EXERCISE REQUIREMENTS →
Write out every line below that includes the word "this".

-- Begin GIVEN ENTRIES --

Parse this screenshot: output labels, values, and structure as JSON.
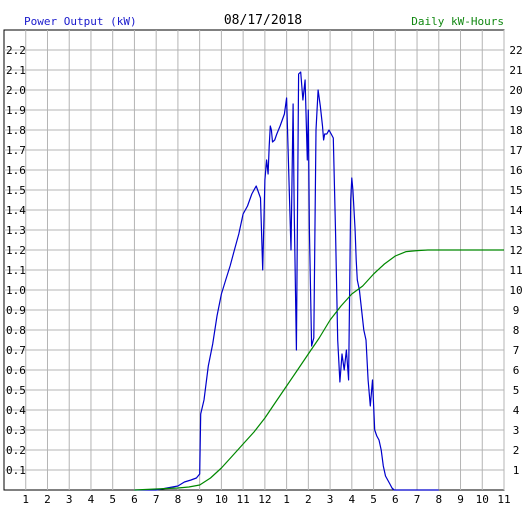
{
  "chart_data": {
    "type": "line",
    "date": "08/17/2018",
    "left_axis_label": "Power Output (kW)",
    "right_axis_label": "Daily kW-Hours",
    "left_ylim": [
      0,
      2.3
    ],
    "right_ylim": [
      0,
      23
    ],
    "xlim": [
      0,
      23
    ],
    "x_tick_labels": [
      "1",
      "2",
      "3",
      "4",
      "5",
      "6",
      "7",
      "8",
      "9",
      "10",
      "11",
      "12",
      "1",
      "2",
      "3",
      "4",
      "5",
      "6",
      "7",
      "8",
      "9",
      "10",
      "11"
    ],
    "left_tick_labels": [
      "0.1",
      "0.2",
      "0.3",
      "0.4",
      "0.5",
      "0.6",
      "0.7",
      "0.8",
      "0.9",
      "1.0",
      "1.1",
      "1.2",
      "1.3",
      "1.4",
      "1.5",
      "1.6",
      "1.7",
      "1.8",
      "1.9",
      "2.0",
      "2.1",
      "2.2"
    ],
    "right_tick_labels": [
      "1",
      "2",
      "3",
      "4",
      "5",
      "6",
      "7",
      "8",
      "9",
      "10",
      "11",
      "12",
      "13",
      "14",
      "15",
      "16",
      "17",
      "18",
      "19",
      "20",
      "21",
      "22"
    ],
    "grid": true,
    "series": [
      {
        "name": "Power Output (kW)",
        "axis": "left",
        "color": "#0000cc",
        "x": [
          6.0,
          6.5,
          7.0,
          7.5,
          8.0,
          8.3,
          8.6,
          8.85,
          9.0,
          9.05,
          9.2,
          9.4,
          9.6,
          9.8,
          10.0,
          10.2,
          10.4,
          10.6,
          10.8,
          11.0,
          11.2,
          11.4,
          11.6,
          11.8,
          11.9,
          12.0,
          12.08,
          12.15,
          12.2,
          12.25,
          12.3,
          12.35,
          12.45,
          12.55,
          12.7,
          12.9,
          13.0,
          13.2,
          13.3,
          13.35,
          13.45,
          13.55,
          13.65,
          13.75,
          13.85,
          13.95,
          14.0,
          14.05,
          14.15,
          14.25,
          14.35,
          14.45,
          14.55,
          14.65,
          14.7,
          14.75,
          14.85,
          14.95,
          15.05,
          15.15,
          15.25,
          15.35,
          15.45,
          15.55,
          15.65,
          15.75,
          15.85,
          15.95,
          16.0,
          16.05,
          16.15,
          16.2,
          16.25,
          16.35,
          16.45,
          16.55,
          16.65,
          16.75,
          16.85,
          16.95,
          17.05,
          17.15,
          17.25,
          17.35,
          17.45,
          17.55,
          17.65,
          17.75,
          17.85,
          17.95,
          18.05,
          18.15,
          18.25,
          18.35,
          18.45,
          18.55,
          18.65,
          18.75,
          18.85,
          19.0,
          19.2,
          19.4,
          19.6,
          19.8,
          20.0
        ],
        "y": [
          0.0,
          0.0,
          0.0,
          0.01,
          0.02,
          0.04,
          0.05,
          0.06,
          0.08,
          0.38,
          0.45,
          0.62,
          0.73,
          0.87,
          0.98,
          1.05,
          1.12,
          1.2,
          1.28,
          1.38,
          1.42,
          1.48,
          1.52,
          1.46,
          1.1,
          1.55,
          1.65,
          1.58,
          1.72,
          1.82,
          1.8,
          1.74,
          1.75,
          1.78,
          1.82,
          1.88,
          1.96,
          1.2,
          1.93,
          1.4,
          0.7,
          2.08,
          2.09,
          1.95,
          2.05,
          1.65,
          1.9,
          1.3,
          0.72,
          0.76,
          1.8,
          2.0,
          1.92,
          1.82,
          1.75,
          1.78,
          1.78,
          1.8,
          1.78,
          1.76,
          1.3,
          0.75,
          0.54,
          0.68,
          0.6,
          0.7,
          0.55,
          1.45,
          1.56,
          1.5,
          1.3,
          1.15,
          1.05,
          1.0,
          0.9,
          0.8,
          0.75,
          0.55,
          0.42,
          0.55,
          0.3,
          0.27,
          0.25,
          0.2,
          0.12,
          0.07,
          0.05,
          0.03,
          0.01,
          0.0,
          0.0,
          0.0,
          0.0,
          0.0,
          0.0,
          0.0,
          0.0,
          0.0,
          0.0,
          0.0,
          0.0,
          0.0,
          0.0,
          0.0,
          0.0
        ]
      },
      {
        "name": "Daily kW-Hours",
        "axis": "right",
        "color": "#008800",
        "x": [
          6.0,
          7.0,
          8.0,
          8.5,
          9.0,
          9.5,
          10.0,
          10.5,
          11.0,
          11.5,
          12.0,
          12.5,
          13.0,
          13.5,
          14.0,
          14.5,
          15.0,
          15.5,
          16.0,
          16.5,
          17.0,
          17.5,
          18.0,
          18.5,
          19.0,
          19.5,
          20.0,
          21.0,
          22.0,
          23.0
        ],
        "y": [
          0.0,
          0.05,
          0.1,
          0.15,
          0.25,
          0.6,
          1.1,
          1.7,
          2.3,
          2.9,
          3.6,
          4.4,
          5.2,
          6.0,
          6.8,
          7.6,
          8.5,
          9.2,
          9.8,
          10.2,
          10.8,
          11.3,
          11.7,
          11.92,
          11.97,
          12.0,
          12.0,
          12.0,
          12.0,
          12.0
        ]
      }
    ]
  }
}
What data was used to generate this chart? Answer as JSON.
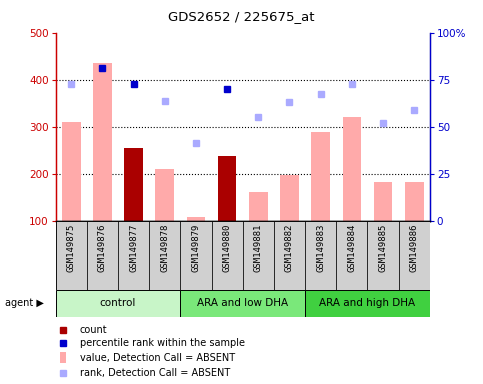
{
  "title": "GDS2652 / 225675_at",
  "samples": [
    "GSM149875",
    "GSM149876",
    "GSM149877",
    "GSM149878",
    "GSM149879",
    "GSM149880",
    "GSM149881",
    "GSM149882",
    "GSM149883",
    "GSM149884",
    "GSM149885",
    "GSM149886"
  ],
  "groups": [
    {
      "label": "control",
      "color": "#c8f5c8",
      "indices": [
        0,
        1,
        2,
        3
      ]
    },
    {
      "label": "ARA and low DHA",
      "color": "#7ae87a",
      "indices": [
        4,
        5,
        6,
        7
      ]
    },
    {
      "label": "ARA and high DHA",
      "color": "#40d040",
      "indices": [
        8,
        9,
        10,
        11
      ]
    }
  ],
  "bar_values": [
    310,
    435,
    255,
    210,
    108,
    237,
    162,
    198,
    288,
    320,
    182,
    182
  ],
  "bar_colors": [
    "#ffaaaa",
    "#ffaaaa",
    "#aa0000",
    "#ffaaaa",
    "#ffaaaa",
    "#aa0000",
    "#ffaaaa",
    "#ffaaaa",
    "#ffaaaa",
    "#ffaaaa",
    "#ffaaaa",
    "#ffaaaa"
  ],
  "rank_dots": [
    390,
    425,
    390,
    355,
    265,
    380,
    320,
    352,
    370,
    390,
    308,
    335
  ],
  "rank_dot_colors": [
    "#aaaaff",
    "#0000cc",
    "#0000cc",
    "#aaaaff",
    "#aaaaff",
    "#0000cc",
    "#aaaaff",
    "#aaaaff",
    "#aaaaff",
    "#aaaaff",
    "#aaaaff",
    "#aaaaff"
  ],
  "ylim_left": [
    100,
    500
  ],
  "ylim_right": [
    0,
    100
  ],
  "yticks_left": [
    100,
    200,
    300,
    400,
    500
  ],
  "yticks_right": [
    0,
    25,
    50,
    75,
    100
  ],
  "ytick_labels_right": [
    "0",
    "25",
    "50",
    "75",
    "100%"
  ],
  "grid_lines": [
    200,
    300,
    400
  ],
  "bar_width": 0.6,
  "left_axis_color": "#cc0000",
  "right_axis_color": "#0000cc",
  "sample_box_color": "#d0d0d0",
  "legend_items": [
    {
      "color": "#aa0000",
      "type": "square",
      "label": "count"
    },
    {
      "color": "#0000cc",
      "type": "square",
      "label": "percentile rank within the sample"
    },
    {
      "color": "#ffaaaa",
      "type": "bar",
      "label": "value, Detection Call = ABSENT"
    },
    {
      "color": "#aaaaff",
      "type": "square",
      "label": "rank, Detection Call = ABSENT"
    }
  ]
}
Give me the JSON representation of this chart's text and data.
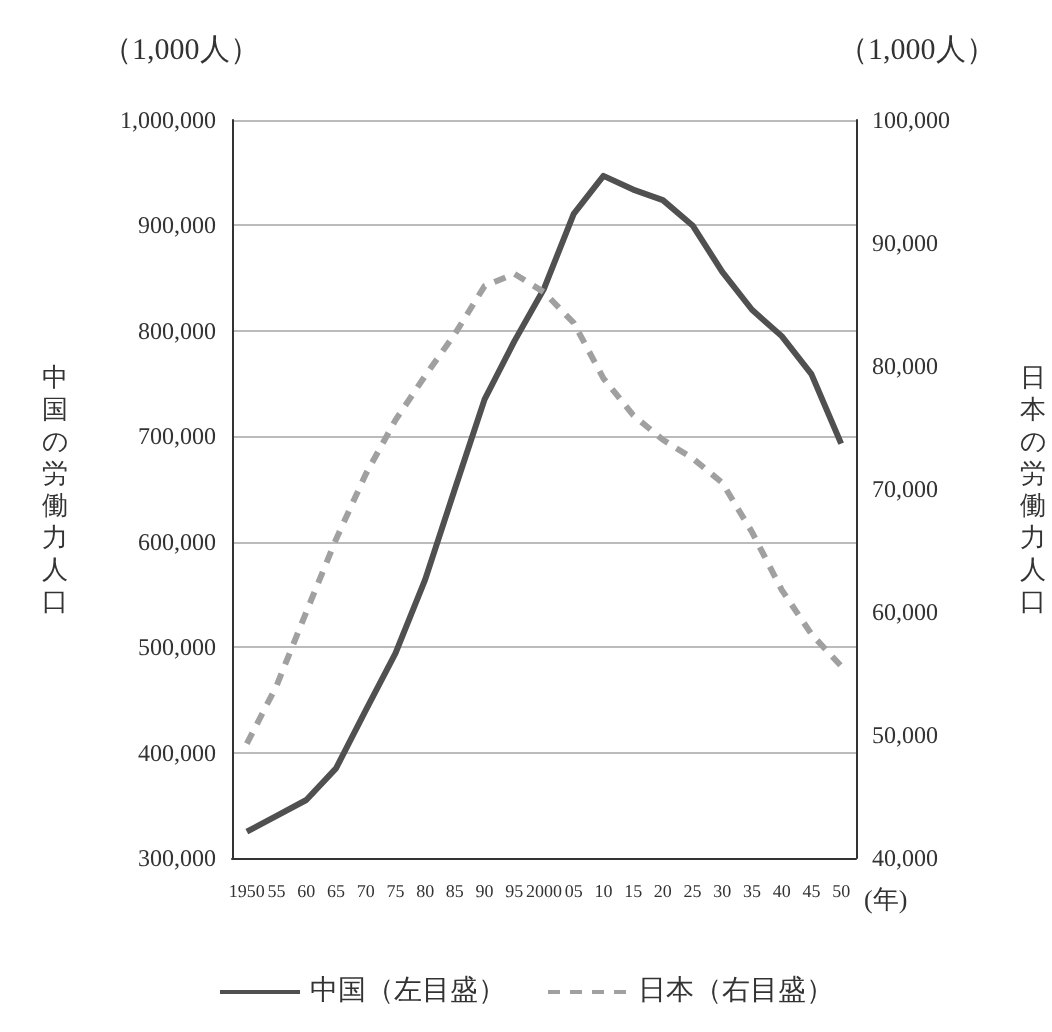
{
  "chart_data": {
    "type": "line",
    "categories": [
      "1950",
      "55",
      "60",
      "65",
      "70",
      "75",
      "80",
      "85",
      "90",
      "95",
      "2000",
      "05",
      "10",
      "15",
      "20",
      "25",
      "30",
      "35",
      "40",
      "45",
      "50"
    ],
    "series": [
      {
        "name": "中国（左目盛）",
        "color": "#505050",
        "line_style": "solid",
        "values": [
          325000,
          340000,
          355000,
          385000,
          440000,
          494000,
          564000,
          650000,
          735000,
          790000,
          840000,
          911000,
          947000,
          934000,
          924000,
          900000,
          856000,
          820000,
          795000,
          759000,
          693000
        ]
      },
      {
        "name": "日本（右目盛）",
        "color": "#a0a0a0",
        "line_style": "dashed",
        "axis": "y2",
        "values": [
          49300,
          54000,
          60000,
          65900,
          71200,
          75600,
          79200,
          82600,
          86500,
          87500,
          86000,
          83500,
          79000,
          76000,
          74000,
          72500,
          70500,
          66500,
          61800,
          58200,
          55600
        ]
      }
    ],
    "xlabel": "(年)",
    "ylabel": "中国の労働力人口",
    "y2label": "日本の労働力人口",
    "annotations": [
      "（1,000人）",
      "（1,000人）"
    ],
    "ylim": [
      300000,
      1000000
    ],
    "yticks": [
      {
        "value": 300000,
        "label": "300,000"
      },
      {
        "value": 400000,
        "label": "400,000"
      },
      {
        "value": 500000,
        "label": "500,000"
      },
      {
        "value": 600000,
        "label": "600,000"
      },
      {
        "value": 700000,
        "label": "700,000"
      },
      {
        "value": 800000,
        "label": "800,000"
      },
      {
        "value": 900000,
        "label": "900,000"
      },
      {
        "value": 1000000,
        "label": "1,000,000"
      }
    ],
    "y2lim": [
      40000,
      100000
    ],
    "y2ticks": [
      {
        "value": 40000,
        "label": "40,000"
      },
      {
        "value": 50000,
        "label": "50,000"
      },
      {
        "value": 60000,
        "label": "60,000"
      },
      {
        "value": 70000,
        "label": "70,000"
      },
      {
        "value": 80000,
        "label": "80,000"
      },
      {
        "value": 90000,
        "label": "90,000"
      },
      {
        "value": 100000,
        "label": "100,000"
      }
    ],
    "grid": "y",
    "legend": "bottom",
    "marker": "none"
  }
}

-- End GIVEN ENTRIES --

REPLY →
Parse this screenshot: output labels, values, and structure as JSON.
What data was used to generate this chart? Answer as JSON.
Give me the JSON representation of this chart's text and data.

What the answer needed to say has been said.